### TASK PROMPT
Search the material below for the string "screenshot" and extract each line that has it.

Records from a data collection
★ ★ ★ ★ ★ ★ ★
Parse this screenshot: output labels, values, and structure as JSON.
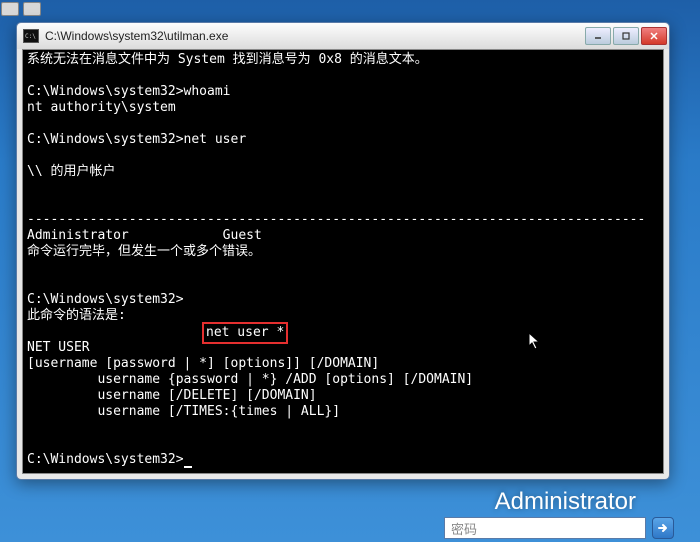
{
  "taskbar": {
    "item1": "",
    "item2": ""
  },
  "window": {
    "title": "C:\\Windows\\system32\\utilman.exe",
    "controls": {
      "min": "minimize",
      "max": "maximize",
      "close": "close"
    }
  },
  "console": {
    "line1": "系统无法在消息文件中为 System 找到消息号为 0x8 的消息文本。",
    "blank": "",
    "line2": "C:\\Windows\\system32>whoami",
    "line3": "nt authority\\system",
    "line4": "C:\\Windows\\system32>net user",
    "line5": "\\\\ 的用户帐户",
    "hr": "-------------------------------------------------------------------------------",
    "line6": "Administrator            Guest",
    "line7": "命令运行完毕，但发生一个或多个错误。",
    "prompt3": "C:\\Windows\\system32>",
    "cmd3": "net user *",
    "line8": "此命令的语法是:",
    "line9": "NET USER",
    "line10": "[username [password | *] [options]] [/DOMAIN]",
    "line11": "         username {password | *} /ADD [options] [/DOMAIN]",
    "line12": "         username [/DELETE] [/DOMAIN]",
    "line13": "         username [/TIMES:{times | ALL}]",
    "line14": "C:\\Windows\\system32>"
  },
  "login": {
    "username": "Administrator",
    "password_placeholder": "密码"
  }
}
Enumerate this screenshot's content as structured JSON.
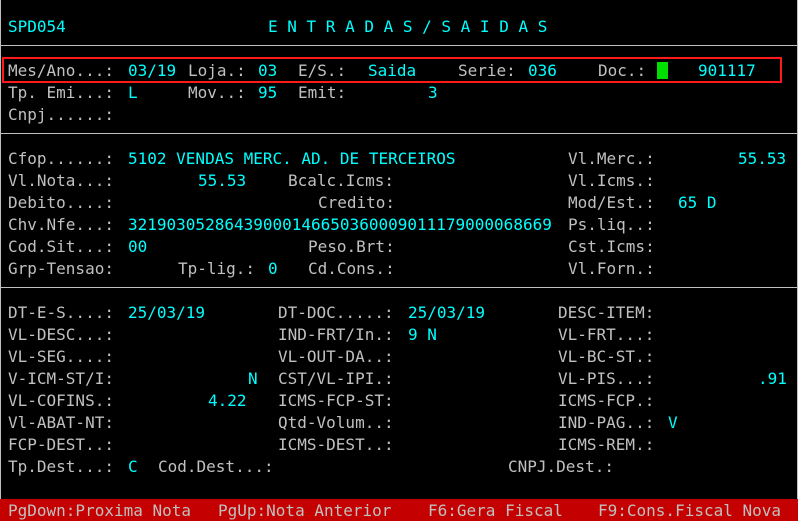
★ ★ ★ ★ ★ ★ ★
### RESPONSE TO THE TASK
Parse this screenshot: output labels, values, and structure as JSON.
Enumerate this screenshot's content as structured JSON.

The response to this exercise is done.